- _Check your understanding_:
a. In the report on Dubai gold prices, what was the lowest 24K rate this month, and on what date did it occur?
b. Pick up the report on Dubai gold prices after its final sentence and continue it in the same style.

- _Text provided_:
━━━━━━━━━━

Dubai: Dubai’s gold market has spent the month moving within a relatively tight band, even as global bullion prices swung on shifting expectations around US monetary policy. Retail rates for 24K in the UAE opened November at Dh482.25 a gram and have largely oscillated in a Dh475 to Dh505 range. The lowest point came on November 4 when 24K fell to Dh475.25, reflecting a brief dip in international prices and a stronger dollar. The rally that followed pushed Dubai rates back toward Dh504.75 on November 12, mirroring the global uptick when bullion climbed on safe-haven demand and a pause in dollar strength. From there, prices eased again, slipping into the high Dh480s by mid-month, before stabilising at Dh489.75 on November 18 and 19. (Check latest UAE gold prices here, alongside prices in Saudi ArabiaOmanQatarBahrainKuwait, and India.)

The month shows three clear phases. The first was a soft, slightly volatile start as 24K moved from Dh482.25 on November 1 to Dh475.25 by November 4, before rebounding sharply to Dh495.50 by November 11. The second was a short-lived spike between November 12 and 13, when 24K touched Dh504.75 and then Dh502.25. The third is the current cooling-off period, where Dubai prices have settled into the Dh485 to Dh493 corridor as traders reassess the likelihood of a December rate cut.

A similar pattern played out in 22K. It began the month at Dh446.50, slipped to Dh440 on November 4, and then climbed steadily to Dh467 by November 12. From there it fell back to the mid-450s and has now stabilised at Dh453.50. The movements in both 24K and 22K show how closely UAE retail rates continue to track global sentiment rather than local demand alone.

━━━━━━━━━━

- _Recorded information_:
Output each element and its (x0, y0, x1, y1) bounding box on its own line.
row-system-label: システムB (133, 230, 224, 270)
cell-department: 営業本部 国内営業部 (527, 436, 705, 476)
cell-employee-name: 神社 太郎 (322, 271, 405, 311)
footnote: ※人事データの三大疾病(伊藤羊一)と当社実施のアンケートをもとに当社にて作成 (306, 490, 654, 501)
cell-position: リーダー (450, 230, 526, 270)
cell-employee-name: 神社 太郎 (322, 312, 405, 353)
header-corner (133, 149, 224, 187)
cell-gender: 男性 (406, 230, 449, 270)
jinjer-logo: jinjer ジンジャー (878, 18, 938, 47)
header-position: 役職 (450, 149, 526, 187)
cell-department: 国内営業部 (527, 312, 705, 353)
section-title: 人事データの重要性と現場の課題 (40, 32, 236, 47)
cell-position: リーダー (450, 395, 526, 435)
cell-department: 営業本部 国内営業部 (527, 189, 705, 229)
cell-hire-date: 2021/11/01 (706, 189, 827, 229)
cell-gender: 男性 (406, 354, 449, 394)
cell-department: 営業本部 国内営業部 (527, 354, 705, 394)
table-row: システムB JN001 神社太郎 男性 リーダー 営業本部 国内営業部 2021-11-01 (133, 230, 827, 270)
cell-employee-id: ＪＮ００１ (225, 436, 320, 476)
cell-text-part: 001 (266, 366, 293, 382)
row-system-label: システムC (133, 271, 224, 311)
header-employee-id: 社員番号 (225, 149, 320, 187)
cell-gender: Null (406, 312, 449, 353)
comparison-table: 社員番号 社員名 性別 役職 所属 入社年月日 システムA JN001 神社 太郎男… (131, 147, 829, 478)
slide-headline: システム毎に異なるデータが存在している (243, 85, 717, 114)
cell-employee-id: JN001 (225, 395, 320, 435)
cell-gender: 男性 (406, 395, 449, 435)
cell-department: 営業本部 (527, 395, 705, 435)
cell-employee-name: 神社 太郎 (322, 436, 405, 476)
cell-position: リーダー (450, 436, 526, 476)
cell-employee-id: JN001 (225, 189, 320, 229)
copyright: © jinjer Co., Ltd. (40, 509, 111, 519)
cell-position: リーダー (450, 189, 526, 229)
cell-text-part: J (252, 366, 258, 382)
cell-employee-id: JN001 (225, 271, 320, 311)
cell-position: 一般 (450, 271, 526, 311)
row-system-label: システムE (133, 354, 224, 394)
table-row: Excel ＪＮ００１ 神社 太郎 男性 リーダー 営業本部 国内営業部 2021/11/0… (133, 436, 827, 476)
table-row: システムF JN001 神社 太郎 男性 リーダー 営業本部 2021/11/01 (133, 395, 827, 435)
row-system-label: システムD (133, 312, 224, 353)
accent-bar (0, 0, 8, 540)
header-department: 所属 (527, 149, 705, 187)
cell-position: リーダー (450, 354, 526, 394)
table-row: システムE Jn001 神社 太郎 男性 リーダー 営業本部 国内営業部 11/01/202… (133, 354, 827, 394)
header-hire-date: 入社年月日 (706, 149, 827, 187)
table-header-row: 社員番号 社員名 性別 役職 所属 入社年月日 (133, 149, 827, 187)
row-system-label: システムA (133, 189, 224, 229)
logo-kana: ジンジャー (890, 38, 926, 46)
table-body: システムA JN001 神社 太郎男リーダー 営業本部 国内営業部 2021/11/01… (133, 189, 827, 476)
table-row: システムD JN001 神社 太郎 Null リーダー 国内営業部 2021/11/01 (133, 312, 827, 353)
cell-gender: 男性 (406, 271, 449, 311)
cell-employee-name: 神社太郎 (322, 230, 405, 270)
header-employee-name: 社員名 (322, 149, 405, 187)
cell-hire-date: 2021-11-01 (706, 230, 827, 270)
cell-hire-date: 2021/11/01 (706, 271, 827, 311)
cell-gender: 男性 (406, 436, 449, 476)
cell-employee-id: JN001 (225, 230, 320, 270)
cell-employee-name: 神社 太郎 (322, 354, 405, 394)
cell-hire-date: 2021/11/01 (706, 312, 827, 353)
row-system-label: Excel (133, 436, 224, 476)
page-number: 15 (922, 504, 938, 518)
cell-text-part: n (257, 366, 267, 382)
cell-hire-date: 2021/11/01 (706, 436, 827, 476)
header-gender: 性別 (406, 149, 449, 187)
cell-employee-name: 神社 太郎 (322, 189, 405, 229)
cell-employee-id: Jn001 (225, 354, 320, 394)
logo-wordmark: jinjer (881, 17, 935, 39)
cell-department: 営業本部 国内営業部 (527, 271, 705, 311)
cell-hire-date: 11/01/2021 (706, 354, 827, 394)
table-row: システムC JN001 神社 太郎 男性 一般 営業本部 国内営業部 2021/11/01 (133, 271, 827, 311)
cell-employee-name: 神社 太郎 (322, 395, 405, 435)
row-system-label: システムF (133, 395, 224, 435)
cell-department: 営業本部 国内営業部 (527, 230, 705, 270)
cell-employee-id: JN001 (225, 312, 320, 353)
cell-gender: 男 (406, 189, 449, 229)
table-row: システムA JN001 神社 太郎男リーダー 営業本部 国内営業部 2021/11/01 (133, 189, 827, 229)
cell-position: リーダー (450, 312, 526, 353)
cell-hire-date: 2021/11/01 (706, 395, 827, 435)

━━━━━━━━━━

- _Per-task answers_:
a. Dh475.25, on November 4.

b.
Mid-month spike fades as global sentiment softens

Globally, bullion has been trying to find direction. Gold is steady near $4,070 an ounce as traders balance several competing forces. A decline in global equities and concerns about stretched tech valuations have supported safe-haven interest, but that support is diluted by traders unwinding leveraged positions. The market is also recalibrating expectations for US policy. Commentary from Federal Reserve officials has dragged down the probability of a December rate cut from near-certainty two weeks ago to a coin toss now, muting one of the strongest catalysts for bullion. Investors are waiting for the delayed September US jobs report and the release of the Fed’s October meeting minutes, both of which may offer clues on whether the central bank is preparing to reopen liquidity taps. Any sign of easier policy would act as a fresh tailwind for precious metals.

Despite the near-term back-and-forth, the broader picture remains decisive. Gold is still up about 55% this year and tracking toward its strongest annual performance since 1979, helped by robust central-bank buying and continued investor interest in hedging against sovereign and currency risk. The Bank of America survey suggesting that global investors expect gold to deliver the second-best returns next year reinforces how firmly sentiment remains tilted in bullion’s favour.